■ What the exercise asks ■
Check each line of the records below for the string "name", then state how many lines contain it, with no other output.

Extracted records:
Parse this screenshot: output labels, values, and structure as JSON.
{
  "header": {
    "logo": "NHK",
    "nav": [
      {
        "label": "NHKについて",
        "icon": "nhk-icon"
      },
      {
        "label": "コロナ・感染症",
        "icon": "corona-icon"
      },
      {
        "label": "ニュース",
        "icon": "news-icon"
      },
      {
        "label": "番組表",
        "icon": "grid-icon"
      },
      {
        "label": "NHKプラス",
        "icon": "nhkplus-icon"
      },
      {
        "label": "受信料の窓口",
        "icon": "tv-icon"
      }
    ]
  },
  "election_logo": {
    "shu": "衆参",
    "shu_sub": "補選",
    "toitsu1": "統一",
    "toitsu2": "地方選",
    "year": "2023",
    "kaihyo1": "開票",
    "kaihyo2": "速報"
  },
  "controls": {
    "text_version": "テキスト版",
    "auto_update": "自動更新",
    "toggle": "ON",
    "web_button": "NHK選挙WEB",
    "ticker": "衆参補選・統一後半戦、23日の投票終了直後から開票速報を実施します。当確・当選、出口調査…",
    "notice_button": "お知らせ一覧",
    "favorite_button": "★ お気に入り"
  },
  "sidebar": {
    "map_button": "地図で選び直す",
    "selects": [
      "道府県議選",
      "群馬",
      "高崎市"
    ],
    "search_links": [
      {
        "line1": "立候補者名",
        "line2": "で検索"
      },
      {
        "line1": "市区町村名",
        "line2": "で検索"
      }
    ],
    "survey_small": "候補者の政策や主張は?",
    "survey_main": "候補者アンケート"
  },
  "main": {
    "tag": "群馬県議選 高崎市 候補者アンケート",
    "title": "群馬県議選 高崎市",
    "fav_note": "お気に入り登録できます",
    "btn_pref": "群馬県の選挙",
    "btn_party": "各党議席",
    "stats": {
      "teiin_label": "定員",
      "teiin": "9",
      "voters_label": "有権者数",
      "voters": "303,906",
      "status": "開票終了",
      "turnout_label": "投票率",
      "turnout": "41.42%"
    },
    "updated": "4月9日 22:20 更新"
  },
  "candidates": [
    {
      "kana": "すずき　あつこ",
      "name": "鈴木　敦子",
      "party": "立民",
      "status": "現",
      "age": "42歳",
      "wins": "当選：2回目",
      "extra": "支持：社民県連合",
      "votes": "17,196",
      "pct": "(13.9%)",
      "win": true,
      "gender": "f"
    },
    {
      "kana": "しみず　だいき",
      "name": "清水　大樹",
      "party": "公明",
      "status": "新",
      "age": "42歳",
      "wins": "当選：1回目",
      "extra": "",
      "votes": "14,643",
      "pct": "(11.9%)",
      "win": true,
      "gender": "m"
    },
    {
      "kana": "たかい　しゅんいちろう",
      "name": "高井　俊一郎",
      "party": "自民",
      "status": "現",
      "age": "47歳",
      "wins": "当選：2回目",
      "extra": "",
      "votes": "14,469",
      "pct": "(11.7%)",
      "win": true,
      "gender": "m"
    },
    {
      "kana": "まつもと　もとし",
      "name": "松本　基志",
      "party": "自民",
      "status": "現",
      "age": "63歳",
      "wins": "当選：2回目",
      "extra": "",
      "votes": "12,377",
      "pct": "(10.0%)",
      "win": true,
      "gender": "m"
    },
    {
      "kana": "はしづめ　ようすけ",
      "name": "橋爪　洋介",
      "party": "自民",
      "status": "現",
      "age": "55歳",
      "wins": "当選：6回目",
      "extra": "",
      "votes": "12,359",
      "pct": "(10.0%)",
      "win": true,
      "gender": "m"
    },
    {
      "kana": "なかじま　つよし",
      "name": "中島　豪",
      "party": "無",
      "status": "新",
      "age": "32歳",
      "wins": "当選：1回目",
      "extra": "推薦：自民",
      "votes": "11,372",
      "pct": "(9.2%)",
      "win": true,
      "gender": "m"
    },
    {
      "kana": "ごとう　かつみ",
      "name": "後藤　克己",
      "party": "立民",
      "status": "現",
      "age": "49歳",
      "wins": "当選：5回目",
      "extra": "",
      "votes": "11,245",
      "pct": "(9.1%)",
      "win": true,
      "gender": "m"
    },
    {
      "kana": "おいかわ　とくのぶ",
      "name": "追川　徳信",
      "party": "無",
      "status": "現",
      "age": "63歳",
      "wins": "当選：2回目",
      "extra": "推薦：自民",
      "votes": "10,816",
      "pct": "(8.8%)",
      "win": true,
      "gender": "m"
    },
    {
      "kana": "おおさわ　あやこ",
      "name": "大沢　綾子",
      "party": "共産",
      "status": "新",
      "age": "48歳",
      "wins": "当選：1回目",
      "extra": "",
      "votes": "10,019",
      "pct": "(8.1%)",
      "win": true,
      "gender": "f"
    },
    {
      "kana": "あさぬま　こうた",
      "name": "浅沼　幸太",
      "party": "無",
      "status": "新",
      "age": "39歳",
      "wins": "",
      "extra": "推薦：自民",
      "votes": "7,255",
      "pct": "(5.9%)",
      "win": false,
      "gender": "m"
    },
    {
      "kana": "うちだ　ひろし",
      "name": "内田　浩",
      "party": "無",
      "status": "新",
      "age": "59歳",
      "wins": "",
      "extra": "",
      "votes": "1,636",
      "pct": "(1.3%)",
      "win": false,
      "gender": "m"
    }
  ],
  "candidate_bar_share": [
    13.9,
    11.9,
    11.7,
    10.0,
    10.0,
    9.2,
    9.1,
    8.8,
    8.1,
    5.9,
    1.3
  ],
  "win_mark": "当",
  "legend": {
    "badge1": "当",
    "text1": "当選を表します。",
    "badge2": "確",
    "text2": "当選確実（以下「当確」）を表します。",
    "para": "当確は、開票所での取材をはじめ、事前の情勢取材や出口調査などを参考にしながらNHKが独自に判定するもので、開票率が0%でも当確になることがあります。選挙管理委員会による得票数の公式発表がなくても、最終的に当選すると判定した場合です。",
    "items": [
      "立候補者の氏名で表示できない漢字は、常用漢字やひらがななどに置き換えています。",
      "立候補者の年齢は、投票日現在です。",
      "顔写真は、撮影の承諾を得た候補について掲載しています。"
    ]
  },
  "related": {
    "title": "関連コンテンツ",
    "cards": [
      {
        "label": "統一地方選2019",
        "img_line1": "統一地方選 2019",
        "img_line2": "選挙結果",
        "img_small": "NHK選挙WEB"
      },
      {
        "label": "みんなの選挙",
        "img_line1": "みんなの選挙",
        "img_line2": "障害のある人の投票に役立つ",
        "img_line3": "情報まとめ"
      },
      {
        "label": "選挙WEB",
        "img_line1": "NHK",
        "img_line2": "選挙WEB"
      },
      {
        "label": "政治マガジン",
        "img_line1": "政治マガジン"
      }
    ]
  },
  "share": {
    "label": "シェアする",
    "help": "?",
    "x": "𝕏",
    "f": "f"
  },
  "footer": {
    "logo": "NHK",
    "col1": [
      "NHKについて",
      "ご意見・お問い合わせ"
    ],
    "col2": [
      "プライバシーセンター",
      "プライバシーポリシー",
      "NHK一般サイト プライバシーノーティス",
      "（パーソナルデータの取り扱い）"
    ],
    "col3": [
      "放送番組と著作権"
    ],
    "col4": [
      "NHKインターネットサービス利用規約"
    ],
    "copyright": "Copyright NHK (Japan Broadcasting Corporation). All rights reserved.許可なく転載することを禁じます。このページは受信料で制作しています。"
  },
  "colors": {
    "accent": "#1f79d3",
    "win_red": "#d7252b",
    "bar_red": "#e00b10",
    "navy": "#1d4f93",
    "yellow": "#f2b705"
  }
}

■ Result for this exercise ■
11